--- SOURCE DATA ---

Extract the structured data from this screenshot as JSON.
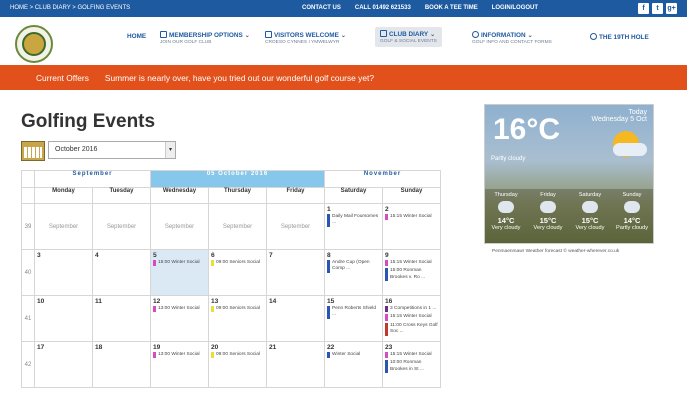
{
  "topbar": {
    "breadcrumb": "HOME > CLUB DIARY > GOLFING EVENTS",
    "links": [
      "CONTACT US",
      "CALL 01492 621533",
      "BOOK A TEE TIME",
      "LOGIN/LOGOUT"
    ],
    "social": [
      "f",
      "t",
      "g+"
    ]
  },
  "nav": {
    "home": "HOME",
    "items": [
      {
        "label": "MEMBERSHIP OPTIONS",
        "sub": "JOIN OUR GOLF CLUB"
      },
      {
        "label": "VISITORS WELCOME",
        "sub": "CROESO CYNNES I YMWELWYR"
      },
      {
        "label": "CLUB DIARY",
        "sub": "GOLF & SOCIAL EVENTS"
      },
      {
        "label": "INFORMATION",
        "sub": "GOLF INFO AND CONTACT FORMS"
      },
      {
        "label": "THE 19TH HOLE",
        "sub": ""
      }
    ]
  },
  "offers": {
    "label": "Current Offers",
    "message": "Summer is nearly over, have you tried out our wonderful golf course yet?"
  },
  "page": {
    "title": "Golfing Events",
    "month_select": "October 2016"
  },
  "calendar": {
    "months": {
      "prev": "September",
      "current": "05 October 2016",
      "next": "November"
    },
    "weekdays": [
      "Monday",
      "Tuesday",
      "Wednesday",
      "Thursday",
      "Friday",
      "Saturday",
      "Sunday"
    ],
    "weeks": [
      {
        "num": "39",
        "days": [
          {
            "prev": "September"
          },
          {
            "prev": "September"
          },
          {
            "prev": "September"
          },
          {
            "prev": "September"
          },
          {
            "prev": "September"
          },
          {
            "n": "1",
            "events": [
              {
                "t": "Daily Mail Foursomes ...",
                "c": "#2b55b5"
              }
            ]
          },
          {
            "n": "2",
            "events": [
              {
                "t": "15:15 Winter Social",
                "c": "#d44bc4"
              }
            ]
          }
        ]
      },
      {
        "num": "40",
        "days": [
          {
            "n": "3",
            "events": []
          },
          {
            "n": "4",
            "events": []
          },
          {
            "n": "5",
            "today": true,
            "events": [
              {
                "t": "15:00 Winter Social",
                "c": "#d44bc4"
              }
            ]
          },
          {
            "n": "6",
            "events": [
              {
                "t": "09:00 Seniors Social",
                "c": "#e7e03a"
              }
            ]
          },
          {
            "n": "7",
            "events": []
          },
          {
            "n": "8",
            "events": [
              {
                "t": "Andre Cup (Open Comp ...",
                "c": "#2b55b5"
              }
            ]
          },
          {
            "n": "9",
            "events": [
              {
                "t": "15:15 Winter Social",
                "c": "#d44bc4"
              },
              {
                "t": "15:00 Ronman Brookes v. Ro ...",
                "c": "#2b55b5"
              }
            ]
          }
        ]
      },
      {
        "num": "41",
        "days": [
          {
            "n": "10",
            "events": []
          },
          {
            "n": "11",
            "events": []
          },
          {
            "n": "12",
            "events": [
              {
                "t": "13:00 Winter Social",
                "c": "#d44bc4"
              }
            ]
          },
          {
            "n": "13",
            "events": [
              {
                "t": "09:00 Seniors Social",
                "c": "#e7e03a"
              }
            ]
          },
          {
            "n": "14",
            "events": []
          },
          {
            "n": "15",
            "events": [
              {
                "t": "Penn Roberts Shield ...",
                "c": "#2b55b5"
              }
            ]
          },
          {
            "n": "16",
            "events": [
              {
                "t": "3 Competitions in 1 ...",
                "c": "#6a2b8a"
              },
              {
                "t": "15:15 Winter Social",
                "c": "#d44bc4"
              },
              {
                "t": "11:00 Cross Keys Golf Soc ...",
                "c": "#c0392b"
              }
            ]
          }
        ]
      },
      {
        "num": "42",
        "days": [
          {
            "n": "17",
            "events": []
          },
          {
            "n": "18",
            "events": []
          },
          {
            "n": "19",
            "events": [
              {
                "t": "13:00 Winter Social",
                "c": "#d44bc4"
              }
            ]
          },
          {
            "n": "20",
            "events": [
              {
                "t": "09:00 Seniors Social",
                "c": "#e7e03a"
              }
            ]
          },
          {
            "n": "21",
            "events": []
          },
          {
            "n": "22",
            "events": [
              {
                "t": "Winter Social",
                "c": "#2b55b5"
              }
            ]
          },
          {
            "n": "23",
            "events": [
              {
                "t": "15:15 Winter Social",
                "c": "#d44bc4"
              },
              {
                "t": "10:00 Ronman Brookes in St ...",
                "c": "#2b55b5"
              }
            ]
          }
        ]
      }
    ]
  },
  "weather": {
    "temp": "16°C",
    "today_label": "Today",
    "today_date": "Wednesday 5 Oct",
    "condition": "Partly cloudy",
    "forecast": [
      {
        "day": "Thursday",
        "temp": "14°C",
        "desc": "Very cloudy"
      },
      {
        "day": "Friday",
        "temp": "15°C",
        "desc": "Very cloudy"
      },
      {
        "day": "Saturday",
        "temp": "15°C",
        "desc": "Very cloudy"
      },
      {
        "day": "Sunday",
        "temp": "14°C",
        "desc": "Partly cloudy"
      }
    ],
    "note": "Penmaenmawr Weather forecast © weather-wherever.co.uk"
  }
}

---

:: THE PROBLEM ::
Copy all the data exactly as written, but skip any picture.

:: TASK SOLUTION ::
Extract the structured data from this screenshot as JSON.
{
  "topbar": {
    "breadcrumb": "HOME > CLUB DIARY > GOLFING EVENTS",
    "links": [
      "CONTACT US",
      "CALL 01492 621533",
      "BOOK A TEE TIME",
      "LOGIN/LOGOUT"
    ],
    "social": [
      "f",
      "t",
      "g+"
    ]
  },
  "nav": {
    "home": "HOME",
    "items": [
      {
        "label": "MEMBERSHIP OPTIONS",
        "sub": "JOIN OUR GOLF CLUB"
      },
      {
        "label": "VISITORS WELCOME",
        "sub": "CROESO CYNNES I YMWELWYR"
      },
      {
        "label": "CLUB DIARY",
        "sub": "GOLF & SOCIAL EVENTS"
      },
      {
        "label": "INFORMATION",
        "sub": "GOLF INFO AND CONTACT FORMS"
      },
      {
        "label": "THE 19TH HOLE",
        "sub": ""
      }
    ]
  },
  "offers": {
    "label": "Current Offers",
    "message": "Summer is nearly over, have you tried out our wonderful golf course yet?"
  },
  "page": {
    "title": "Golfing Events",
    "month_select": "October 2016"
  },
  "calendar": {
    "months": {
      "prev": "September",
      "current": "05 October 2016",
      "next": "November"
    },
    "weekdays": [
      "Monday",
      "Tuesday",
      "Wednesday",
      "Thursday",
      "Friday",
      "Saturday",
      "Sunday"
    ],
    "weeks": [
      {
        "num": "39",
        "days": [
          {
            "prev": "September"
          },
          {
            "prev": "September"
          },
          {
            "prev": "September"
          },
          {
            "prev": "September"
          },
          {
            "prev": "September"
          },
          {
            "n": "1",
            "events": [
              {
                "t": "Daily Mail Foursomes ...",
                "c": "#2b55b5"
              }
            ]
          },
          {
            "n": "2",
            "events": [
              {
                "t": "15:15 Winter Social",
                "c": "#d44bc4"
              }
            ]
          }
        ]
      },
      {
        "num": "40",
        "days": [
          {
            "n": "3",
            "events": []
          },
          {
            "n": "4",
            "events": []
          },
          {
            "n": "5",
            "today": true,
            "events": [
              {
                "t": "15:00 Winter Social",
                "c": "#d44bc4"
              }
            ]
          },
          {
            "n": "6",
            "events": [
              {
                "t": "09:00 Seniors Social",
                "c": "#e7e03a"
              }
            ]
          },
          {
            "n": "7",
            "events": []
          },
          {
            "n": "8",
            "events": [
              {
                "t": "Andre Cup (Open Comp ...",
                "c": "#2b55b5"
              }
            ]
          },
          {
            "n": "9",
            "events": [
              {
                "t": "15:15 Winter Social",
                "c": "#d44bc4"
              },
              {
                "t": "15:00 Ronman Brookes v. Ro ...",
                "c": "#2b55b5"
              }
            ]
          }
        ]
      },
      {
        "num": "41",
        "days": [
          {
            "n": "10",
            "events": []
          },
          {
            "n": "11",
            "events": []
          },
          {
            "n": "12",
            "events": [
              {
                "t": "13:00 Winter Social",
                "c": "#d44bc4"
              }
            ]
          },
          {
            "n": "13",
            "events": [
              {
                "t": "09:00 Seniors Social",
                "c": "#e7e03a"
              }
            ]
          },
          {
            "n": "14",
            "events": []
          },
          {
            "n": "15",
            "events": [
              {
                "t": "Penn Roberts Shield ...",
                "c": "#2b55b5"
              }
            ]
          },
          {
            "n": "16",
            "events": [
              {
                "t": "3 Competitions in 1 ...",
                "c": "#6a2b8a"
              },
              {
                "t": "15:15 Winter Social",
                "c": "#d44bc4"
              },
              {
                "t": "11:00 Cross Keys Golf Soc ...",
                "c": "#c0392b"
              }
            ]
          }
        ]
      },
      {
        "num": "42",
        "days": [
          {
            "n": "17",
            "events": []
          },
          {
            "n": "18",
            "events": []
          },
          {
            "n": "19",
            "events": [
              {
                "t": "13:00 Winter Social",
                "c": "#d44bc4"
              }
            ]
          },
          {
            "n": "20",
            "events": [
              {
                "t": "09:00 Seniors Social",
                "c": "#e7e03a"
              }
            ]
          },
          {
            "n": "21",
            "events": []
          },
          {
            "n": "22",
            "events": [
              {
                "t": "Winter Social",
                "c": "#2b55b5"
              }
            ]
          },
          {
            "n": "23",
            "events": [
              {
                "t": "15:15 Winter Social",
                "c": "#d44bc4"
              },
              {
                "t": "10:00 Ronman Brookes in St ...",
                "c": "#2b55b5"
              }
            ]
          }
        ]
      }
    ]
  },
  "weather": {
    "temp": "16°C",
    "today_label": "Today",
    "today_date": "Wednesday 5 Oct",
    "condition": "Partly cloudy",
    "forecast": [
      {
        "day": "Thursday",
        "temp": "14°C",
        "desc": "Very cloudy"
      },
      {
        "day": "Friday",
        "temp": "15°C",
        "desc": "Very cloudy"
      },
      {
        "day": "Saturday",
        "temp": "15°C",
        "desc": "Very cloudy"
      },
      {
        "day": "Sunday",
        "temp": "14°C",
        "desc": "Partly cloudy"
      }
    ],
    "note": "Penmaenmawr Weather forecast © weather-wherever.co.uk"
  }
}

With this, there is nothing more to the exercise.